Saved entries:
——

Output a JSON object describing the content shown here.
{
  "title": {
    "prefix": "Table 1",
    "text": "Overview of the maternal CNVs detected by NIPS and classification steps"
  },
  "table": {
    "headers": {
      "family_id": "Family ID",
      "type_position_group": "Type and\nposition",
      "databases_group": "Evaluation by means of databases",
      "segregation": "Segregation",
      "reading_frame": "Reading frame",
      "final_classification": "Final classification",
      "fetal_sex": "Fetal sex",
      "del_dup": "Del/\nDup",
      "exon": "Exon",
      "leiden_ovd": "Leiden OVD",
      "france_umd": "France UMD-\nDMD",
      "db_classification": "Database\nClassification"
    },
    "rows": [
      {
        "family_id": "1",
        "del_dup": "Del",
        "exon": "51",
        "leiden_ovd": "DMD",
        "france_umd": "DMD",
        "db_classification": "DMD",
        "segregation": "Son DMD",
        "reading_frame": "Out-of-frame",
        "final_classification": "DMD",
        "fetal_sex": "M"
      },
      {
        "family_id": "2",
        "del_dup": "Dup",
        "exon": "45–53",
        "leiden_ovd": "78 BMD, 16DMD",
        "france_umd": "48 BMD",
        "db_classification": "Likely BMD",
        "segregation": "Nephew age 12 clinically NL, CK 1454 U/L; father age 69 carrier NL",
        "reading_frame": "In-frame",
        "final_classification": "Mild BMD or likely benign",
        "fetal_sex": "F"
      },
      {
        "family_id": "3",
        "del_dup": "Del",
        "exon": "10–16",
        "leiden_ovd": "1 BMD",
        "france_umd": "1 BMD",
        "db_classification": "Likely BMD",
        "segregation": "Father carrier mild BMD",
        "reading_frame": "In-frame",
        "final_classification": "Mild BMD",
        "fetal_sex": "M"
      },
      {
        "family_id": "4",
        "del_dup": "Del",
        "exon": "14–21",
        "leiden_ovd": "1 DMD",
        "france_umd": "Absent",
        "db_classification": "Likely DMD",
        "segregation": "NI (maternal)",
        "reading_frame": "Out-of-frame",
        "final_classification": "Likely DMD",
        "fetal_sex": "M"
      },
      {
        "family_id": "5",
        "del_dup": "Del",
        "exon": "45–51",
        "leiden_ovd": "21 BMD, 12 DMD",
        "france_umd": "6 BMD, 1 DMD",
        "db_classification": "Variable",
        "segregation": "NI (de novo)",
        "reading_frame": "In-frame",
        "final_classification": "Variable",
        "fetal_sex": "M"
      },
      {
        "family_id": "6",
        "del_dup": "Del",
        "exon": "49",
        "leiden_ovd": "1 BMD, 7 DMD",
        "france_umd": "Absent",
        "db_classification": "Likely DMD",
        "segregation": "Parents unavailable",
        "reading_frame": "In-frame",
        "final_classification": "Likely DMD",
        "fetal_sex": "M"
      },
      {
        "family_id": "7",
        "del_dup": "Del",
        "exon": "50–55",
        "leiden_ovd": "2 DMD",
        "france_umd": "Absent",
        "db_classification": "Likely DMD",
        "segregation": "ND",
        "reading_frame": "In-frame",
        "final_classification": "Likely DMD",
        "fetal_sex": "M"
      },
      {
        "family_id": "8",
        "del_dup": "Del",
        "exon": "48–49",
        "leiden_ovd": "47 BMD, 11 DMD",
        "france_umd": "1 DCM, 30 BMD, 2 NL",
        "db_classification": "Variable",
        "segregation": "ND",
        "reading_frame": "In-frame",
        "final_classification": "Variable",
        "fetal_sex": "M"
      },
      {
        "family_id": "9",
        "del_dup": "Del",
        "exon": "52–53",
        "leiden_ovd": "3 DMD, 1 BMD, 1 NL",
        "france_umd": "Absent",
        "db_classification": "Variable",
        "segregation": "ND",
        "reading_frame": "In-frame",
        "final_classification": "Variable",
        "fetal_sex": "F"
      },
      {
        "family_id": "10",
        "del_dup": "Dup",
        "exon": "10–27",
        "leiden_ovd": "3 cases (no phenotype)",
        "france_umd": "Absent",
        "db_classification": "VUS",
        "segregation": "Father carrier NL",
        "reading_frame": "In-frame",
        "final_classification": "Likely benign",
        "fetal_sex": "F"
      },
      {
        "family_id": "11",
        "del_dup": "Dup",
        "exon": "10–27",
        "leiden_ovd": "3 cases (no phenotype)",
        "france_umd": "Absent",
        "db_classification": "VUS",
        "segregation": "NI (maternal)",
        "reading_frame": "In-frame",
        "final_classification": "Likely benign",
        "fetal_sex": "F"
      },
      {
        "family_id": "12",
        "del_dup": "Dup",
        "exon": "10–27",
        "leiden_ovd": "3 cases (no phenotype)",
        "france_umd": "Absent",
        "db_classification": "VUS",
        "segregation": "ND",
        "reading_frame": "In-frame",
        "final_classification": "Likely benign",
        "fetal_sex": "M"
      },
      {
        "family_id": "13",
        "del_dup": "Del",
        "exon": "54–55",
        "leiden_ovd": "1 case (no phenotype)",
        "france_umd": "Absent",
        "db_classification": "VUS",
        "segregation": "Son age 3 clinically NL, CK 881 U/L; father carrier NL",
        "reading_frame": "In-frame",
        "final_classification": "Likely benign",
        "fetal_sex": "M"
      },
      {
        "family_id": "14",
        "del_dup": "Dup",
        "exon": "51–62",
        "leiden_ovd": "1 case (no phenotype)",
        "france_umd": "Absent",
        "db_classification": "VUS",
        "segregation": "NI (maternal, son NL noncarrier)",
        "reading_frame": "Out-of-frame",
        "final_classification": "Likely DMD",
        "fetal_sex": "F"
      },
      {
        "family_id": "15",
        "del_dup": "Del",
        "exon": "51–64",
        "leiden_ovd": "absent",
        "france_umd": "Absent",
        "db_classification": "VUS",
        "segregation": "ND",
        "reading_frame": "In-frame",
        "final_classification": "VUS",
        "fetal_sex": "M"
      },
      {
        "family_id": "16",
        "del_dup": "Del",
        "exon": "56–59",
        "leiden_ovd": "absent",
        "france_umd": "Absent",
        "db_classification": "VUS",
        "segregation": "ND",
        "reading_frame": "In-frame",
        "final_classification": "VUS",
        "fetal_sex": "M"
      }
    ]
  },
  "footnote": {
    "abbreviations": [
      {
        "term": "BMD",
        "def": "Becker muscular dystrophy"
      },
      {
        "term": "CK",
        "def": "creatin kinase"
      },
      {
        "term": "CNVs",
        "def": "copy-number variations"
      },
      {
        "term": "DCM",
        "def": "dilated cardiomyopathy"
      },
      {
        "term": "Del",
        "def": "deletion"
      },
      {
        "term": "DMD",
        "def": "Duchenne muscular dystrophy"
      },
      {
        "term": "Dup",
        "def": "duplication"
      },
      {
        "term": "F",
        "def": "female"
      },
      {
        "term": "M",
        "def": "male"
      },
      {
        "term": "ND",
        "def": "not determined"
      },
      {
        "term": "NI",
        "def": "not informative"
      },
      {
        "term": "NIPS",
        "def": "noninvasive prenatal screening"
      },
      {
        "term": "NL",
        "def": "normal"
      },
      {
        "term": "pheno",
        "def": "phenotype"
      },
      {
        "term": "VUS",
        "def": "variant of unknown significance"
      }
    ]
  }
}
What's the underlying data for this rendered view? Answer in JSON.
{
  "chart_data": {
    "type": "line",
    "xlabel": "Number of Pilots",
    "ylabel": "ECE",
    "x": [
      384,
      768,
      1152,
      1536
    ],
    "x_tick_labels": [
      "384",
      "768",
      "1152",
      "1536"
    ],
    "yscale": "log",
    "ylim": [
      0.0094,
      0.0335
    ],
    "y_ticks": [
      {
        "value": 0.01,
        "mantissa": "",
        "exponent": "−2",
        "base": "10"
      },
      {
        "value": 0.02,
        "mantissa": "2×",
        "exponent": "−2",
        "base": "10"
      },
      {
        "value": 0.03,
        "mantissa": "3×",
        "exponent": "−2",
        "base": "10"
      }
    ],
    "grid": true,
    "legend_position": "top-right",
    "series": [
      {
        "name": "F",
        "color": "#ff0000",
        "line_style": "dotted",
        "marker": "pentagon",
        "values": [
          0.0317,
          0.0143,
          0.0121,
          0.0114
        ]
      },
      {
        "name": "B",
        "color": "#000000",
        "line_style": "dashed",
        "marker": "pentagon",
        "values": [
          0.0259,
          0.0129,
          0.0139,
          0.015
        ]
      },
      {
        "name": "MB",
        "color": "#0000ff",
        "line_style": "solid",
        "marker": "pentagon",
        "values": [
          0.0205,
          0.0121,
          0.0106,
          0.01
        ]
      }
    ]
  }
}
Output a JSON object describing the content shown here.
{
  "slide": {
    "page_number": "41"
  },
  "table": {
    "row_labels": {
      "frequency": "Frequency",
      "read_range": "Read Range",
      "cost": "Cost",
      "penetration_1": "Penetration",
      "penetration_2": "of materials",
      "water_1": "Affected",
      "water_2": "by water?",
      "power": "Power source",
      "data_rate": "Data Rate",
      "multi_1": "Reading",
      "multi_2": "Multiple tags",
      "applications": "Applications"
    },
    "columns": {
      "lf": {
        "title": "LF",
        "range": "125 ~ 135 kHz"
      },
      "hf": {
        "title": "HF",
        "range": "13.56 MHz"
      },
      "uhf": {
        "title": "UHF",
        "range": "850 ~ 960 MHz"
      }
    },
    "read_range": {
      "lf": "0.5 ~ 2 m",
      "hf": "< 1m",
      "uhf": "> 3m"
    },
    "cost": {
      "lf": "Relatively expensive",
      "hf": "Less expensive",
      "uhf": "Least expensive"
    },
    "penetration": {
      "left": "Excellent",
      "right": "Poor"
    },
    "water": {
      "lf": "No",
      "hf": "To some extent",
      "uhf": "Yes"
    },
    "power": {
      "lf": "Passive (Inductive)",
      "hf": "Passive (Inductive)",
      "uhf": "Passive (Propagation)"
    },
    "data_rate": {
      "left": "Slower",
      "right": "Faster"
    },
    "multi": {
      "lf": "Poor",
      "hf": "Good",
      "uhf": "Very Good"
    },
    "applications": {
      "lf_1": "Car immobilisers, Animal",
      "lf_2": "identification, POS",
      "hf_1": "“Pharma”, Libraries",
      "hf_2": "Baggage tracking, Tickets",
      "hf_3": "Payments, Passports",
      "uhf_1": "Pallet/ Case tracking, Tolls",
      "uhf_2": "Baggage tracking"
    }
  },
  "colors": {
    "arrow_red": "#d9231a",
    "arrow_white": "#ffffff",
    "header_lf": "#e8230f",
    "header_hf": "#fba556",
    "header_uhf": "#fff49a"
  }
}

——

Given exercise:
Lines holding the word "NIPS" should be counted across the entries; state only how many there are.

Answer for this exercise:
2